**TASK DETAILS**
Your answer should be only a number: how many lines include the word "text".
==== DATASET ENTRIES ====
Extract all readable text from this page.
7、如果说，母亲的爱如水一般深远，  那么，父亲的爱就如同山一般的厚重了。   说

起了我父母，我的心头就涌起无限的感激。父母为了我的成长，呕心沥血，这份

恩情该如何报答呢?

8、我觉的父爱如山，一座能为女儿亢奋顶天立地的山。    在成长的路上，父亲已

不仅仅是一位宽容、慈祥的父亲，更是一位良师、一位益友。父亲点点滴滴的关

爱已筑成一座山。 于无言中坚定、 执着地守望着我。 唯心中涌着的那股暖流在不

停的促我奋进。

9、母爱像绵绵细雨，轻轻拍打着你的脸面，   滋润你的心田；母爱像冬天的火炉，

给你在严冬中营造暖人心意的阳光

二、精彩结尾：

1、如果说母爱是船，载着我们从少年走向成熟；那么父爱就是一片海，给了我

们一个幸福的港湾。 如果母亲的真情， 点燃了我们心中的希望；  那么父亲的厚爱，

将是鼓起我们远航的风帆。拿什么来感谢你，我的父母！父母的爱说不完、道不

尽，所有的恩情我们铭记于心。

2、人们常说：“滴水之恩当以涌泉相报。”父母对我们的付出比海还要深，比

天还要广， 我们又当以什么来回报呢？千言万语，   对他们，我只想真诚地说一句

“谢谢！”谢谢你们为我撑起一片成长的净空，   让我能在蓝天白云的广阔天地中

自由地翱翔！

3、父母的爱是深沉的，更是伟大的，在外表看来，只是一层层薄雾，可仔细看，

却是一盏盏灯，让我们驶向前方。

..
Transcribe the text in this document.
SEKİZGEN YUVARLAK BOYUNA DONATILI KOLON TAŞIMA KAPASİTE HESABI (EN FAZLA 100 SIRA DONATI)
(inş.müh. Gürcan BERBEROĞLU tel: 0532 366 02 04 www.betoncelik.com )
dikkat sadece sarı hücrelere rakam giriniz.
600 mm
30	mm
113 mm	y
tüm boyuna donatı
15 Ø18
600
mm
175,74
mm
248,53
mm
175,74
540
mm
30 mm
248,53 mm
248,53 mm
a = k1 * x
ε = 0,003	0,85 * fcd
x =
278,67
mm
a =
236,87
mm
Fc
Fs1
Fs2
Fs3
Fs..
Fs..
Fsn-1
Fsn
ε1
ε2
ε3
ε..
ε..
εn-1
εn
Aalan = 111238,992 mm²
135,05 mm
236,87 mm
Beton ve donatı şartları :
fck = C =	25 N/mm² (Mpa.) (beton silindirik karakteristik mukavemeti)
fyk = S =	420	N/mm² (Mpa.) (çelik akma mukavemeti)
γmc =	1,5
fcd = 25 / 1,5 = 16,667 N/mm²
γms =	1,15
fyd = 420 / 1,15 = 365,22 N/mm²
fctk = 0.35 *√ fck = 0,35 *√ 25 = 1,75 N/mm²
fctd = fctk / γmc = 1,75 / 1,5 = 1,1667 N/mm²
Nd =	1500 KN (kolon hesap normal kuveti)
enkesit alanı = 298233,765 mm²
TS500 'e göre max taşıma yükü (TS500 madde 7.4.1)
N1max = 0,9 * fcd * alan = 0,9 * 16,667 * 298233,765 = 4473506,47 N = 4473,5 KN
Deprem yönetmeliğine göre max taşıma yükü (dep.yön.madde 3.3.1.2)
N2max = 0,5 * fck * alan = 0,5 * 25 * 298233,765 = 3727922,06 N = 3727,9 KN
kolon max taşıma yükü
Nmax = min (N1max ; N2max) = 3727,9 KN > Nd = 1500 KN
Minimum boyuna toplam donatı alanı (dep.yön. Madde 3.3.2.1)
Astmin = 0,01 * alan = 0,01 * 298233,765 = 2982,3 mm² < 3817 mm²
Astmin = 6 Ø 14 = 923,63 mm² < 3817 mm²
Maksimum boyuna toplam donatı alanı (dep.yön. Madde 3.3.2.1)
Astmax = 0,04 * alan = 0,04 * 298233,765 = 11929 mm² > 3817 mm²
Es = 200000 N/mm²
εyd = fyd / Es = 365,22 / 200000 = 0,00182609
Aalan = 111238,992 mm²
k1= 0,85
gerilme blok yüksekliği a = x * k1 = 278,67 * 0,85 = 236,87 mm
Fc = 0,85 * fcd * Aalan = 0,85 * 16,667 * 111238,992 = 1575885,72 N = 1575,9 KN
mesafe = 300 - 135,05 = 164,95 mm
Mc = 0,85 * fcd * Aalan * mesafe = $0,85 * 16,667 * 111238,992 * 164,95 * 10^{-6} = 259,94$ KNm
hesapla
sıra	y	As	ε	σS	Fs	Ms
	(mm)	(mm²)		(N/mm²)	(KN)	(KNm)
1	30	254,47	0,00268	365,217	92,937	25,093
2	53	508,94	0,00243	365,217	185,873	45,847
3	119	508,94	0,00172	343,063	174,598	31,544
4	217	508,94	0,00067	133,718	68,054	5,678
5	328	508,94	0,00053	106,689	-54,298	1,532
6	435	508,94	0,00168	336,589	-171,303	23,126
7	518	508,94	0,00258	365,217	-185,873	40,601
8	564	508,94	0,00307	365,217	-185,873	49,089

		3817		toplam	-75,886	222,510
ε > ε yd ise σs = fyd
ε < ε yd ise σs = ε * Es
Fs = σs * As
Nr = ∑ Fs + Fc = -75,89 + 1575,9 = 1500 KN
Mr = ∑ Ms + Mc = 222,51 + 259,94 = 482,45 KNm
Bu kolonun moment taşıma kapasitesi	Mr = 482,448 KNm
====
**WRITTEN RESPONSE**
2